#### Source extract:
** START **

# New guy from Lethbridge



## Soreneck Racing (Aug 2, 2020)

Hello all,

Stumbled across this forum yesterday.  I am an older guy near retirement.  Just built a garage and want to pursue metal working as a hobby. 

I have an old stick welder and an old Mig welder along with a very old Craftsman lathe from the 1940's.  The lathe works but needs a little work. It has a very small chuck (4 inch!). 

Would like to spend more time in the garage but still working full time and have a side business and an old 1910 house that I am still working on.

Funny how every sentence mentions "old", still think I am 26 though!

Thanks,

Dave


----------



## CalgaryPT (Aug 2, 2020)

Welcome from Calgary.
We’re all 26 until physical activity reminds us we’re not. That was a big lesson I learned when I retired.


----------



## Soreneck Racing (Aug 2, 2020)

LOL!  Yup!  I have to keep moving.  If I hit the couch, I am tempted to have a nap!

Dave


----------



## Tom O (Aug 2, 2020)

Yup never surrender!


----------



## David_R8 (Aug 2, 2020)

** END **

[Element location data]

** START **

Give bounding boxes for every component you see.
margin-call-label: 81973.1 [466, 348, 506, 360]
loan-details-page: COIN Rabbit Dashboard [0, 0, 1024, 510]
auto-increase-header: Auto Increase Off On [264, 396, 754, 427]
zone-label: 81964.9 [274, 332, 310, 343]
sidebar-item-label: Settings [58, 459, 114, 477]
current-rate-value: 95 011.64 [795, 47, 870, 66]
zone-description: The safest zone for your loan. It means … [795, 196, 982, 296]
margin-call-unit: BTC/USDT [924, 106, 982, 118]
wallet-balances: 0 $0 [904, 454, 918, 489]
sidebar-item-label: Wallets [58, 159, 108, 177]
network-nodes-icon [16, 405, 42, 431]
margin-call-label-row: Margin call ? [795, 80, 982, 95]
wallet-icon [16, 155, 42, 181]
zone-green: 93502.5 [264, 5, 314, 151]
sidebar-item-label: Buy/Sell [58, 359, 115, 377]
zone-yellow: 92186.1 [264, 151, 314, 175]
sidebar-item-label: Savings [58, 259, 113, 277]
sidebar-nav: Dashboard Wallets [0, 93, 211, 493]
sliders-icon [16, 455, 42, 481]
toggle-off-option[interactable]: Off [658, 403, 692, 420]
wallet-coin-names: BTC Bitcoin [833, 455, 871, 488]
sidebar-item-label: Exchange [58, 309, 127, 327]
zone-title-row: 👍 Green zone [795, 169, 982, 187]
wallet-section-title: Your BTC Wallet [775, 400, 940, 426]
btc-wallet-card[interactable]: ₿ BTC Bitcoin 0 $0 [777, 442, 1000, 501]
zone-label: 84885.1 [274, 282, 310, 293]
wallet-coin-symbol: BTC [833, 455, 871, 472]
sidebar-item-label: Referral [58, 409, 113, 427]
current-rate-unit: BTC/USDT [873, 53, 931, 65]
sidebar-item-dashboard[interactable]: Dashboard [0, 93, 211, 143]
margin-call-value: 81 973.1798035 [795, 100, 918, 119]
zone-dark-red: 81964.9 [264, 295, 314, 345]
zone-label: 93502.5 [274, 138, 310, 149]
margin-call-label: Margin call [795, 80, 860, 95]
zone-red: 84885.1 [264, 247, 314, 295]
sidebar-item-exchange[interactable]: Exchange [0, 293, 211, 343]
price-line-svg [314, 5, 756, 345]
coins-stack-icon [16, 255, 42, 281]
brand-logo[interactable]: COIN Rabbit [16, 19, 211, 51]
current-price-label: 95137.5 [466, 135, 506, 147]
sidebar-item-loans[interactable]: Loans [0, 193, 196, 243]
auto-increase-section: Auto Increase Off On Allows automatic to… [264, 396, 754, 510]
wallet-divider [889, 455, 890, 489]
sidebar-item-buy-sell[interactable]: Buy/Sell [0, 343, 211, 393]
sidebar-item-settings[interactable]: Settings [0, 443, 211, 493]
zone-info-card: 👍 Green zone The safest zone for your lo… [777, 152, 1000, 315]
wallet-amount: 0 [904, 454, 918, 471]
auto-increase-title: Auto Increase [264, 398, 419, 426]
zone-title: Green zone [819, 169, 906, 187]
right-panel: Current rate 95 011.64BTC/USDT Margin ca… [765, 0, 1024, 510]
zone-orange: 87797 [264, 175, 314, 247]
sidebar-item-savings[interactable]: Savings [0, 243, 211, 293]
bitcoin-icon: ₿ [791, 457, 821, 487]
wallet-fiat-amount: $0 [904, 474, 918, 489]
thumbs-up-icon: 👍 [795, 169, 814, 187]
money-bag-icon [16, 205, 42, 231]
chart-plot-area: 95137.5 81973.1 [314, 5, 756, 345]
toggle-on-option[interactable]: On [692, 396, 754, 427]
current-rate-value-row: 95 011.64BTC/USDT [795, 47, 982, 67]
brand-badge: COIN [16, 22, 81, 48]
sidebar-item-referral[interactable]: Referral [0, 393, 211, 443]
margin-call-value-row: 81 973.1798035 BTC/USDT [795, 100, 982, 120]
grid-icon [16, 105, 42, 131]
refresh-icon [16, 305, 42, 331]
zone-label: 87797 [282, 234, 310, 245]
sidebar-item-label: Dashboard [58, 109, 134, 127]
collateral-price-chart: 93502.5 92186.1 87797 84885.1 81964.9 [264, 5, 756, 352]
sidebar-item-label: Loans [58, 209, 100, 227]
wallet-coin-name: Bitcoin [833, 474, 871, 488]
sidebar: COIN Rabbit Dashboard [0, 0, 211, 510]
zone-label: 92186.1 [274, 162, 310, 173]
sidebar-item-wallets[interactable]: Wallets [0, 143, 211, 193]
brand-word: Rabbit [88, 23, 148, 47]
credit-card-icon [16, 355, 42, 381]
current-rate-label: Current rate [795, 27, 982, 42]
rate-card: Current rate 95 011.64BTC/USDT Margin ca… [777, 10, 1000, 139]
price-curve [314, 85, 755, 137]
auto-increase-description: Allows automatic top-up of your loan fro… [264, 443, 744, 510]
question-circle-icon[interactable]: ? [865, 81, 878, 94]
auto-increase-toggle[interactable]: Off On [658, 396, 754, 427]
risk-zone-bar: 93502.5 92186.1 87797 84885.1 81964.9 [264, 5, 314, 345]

** END **

#### What you need to do:
a. Output the section of the welcome thread from "Stumbled across this" up to and including "am 26 though!", word for word.
b. Pick out each line in the records that contains the string "auto".

#### Solutions to the tasks:
a.
Stumbled across this forum yesterday.  I am an older guy near retirement.  Just built a garage and want to pursue metal working as a hobby. 

I have an old stick welder and an old Mig welder along with a very old Craftsman lathe from the 1940's.  The lathe works but needs a little work. It has a very small chuck (4 inch!). 

Would like to spend more time in the garage but still working full time and have a side business and an old 1910 house that I am still working on.

Funny how every sentence mentions "old", still think I am 26 though!

b.
auto-increase-header: Auto Increase Off On [264, 396, 754, 427]
auto-increase-section: Auto Increase Off On Allows automatic to… [264, 396, 754, 510]
auto-increase-title: Auto Increase [264, 398, 419, 426]
auto-increase-description: Allows automatic top-up of your loan fro… [264, 443, 744, 510]
auto-increase-toggle[interactable]: Off On [658, 396, 754, 427]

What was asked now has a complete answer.